**WHAT IS BEING ASKED**. Keep every line where the word "info" appears; drop the rest.

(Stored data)
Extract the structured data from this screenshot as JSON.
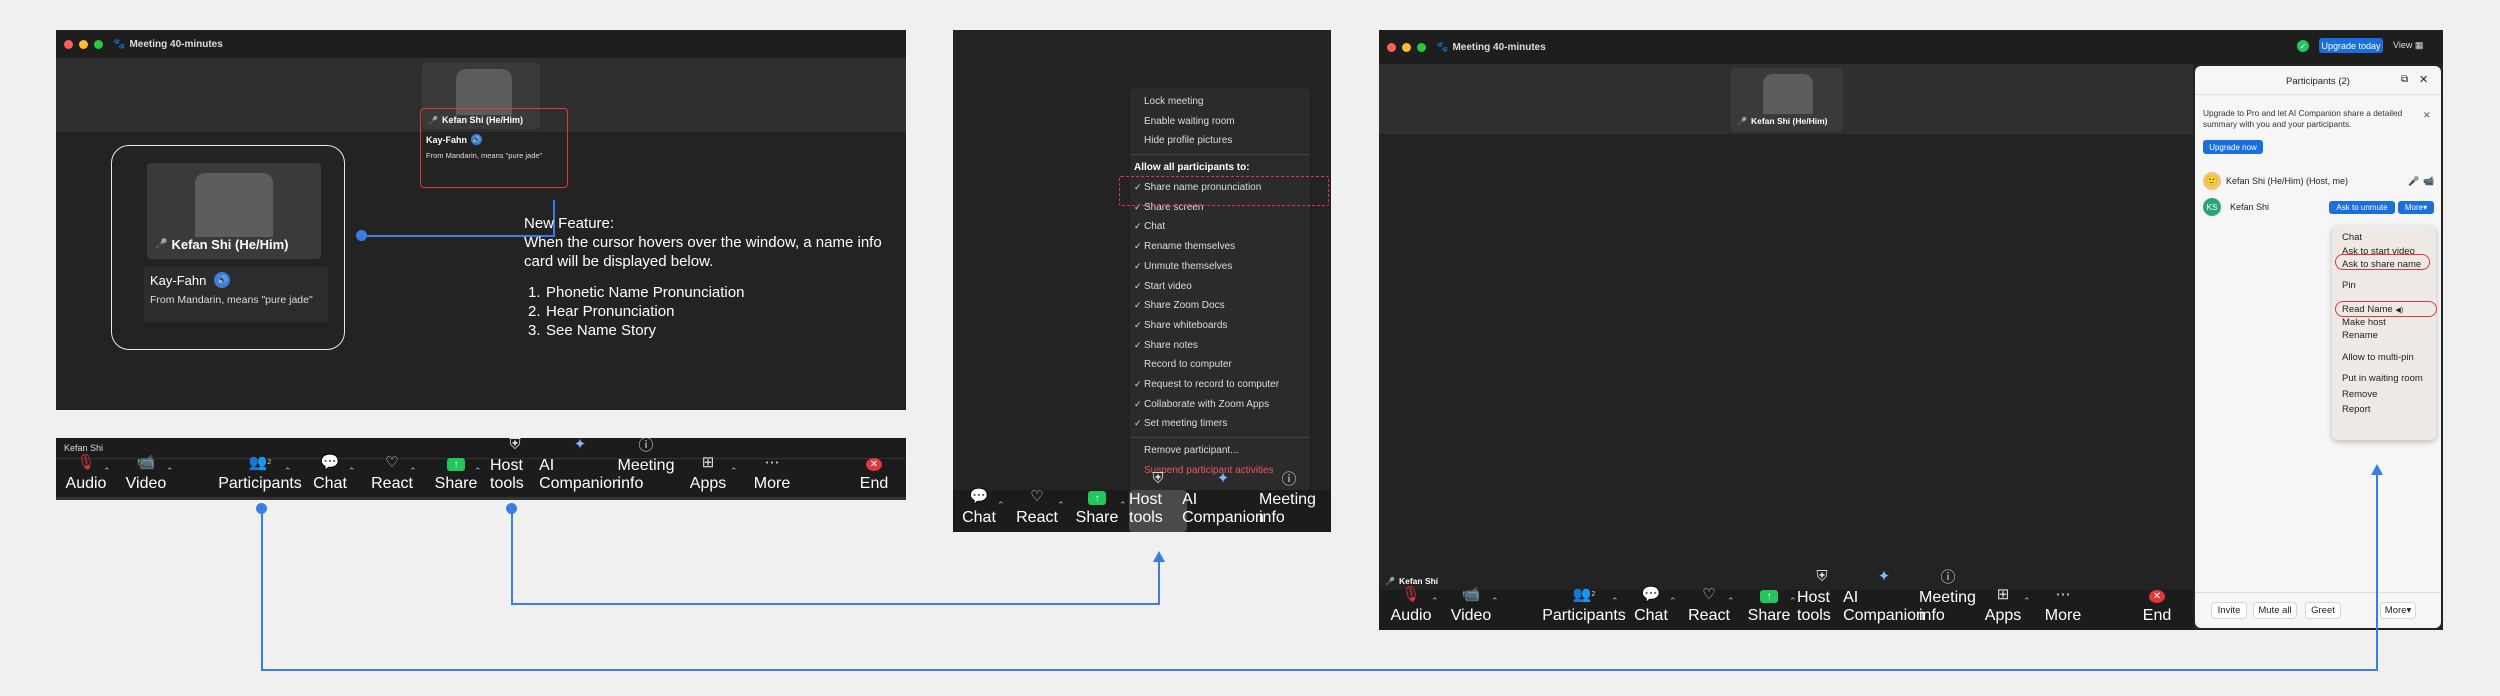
{
  "window1": {
    "title": "Meeting  40-minutes",
    "thumb_name": "Kefan Shi (He/Him)",
    "card_small_name": "Kay-Fahn",
    "card_small_meaning": "From Mandarin, means \"pure jade\"",
    "zoom_name": "Kefan Shi (He/Him)",
    "zoom_card_name": "Kay-Fahn",
    "zoom_card_meaning": "From Mandarin, means \"pure jade\"",
    "feature_heading": "New Feature:",
    "feature_desc": "When the cursor hovers over the window, a name info card will be displayed below.",
    "feature_list": [
      "Phonetic Name Pronunciation",
      "Hear Pronunciation",
      "See Name Story"
    ],
    "feature_list_nums": [
      "1.",
      "2.",
      "3."
    ]
  },
  "toolbar1": {
    "user": "Kefan Shi",
    "items": [
      "Audio",
      "Video",
      "Participants",
      "Chat",
      "React",
      "Share",
      "Host tools",
      "AI Companion",
      "Meeting info",
      "Apps",
      "More",
      "End"
    ],
    "participant_count": "2"
  },
  "host_menu": {
    "top_items": [
      "Lock meeting",
      "Enable waiting room",
      "Hide profile pictures"
    ],
    "allow_heading": "Allow all participants to:",
    "checked_items": [
      "Share name pronunciation",
      "Share screen",
      "Chat",
      "Rename themselves",
      "Unmute themselves",
      "Start video",
      "Share Zoom Docs",
      "Share whiteboards",
      "Share notes"
    ],
    "unchecked_item": "Record to computer",
    "checked_items2": [
      "Request to record to computer",
      "Collaborate with Zoom Apps",
      "Set meeting timers"
    ],
    "remove": "Remove participant...",
    "suspend": "Suspend participant activities",
    "toolbar": [
      "Chat",
      "React",
      "Share",
      "Host tools",
      "AI Companion",
      "Meeting info"
    ]
  },
  "window3": {
    "title": "Meeting  40-minutes",
    "upgrade_btn": "Upgrade today",
    "view": "View",
    "thumb_name": "Kefan Shi (He/Him)",
    "user": "Kefan Shi",
    "toolbar": [
      "Audio",
      "Video",
      "Participants",
      "Chat",
      "React",
      "Share",
      "Host tools",
      "AI Companion",
      "Meeting info",
      "Apps",
      "More",
      "End"
    ],
    "participant_count": "2"
  },
  "participants": {
    "title": "Participants (2)",
    "banner": "Upgrade to Pro and let AI Companion share a detailed summary with you and your participants.",
    "upgrade_now": "Upgrade now",
    "host_name": "Kefan Shi (He/Him) (Host, me)",
    "guest_initials": "KS",
    "guest_name": "Kefan Shi",
    "ask_unmute": "Ask to unmute",
    "more": "More",
    "menu": [
      "Chat",
      "Ask to start video",
      "Ask to share name",
      "Pin",
      "Read Name",
      "Make host",
      "Rename",
      "Allow to multi-pin",
      "Put in waiting room",
      "Remove",
      "Report"
    ],
    "footer": [
      "Invite",
      "Mute all",
      "Greet",
      "More"
    ]
  },
  "colors": {
    "accent_blue": "#3b7de6",
    "highlight_red": "#e0373d",
    "share_green": "#22c55e"
  }
}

**OUTPUT BELOW**.
    "feature_desc": "When the cursor hovers over the window, a name info card will be displayed below.",
      "Meeting info",
      "Meeting info"
      "Meeting info",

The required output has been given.